**Request**
Sort through the data and copy the lines holding the word "секунд".

Data records:

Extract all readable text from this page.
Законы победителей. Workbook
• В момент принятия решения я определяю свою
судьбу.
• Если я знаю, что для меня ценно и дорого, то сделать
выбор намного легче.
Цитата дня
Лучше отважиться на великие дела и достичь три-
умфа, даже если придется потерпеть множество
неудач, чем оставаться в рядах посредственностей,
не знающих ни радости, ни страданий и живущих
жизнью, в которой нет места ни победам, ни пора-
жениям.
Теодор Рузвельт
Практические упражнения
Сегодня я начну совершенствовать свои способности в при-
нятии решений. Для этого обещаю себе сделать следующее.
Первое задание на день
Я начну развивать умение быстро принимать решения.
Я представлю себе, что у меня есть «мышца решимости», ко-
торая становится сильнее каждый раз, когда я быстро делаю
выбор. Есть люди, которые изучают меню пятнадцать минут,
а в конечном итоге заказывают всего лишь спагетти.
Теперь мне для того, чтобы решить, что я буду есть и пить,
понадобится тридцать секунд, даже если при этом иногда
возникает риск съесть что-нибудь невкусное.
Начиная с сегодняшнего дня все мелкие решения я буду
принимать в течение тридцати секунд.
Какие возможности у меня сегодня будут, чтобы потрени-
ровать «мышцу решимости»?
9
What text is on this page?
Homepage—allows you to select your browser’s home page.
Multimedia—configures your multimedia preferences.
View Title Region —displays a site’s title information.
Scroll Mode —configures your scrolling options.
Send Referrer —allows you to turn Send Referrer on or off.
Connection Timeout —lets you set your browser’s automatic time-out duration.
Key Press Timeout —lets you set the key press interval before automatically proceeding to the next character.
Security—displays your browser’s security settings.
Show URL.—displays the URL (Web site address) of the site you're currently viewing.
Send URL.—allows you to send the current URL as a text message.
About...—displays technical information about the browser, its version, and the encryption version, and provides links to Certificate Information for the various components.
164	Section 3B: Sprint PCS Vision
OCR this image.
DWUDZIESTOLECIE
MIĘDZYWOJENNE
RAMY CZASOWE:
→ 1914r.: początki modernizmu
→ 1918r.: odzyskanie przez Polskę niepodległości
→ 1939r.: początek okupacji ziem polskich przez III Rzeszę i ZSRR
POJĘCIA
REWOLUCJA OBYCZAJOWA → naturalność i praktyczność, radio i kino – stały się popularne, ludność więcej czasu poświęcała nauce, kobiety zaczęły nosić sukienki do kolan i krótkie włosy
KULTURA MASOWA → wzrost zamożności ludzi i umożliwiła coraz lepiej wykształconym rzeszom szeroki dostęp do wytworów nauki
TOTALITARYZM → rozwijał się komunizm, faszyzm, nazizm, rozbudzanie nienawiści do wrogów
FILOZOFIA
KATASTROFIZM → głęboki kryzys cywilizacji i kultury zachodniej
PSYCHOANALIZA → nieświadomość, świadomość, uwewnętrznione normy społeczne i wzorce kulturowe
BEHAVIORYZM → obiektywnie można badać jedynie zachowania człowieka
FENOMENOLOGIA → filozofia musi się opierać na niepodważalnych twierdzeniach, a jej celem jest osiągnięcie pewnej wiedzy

**Finished exercise**
понадобится тридцать секунд, даже если при этом иногда
принимать в течение тридцати секунд.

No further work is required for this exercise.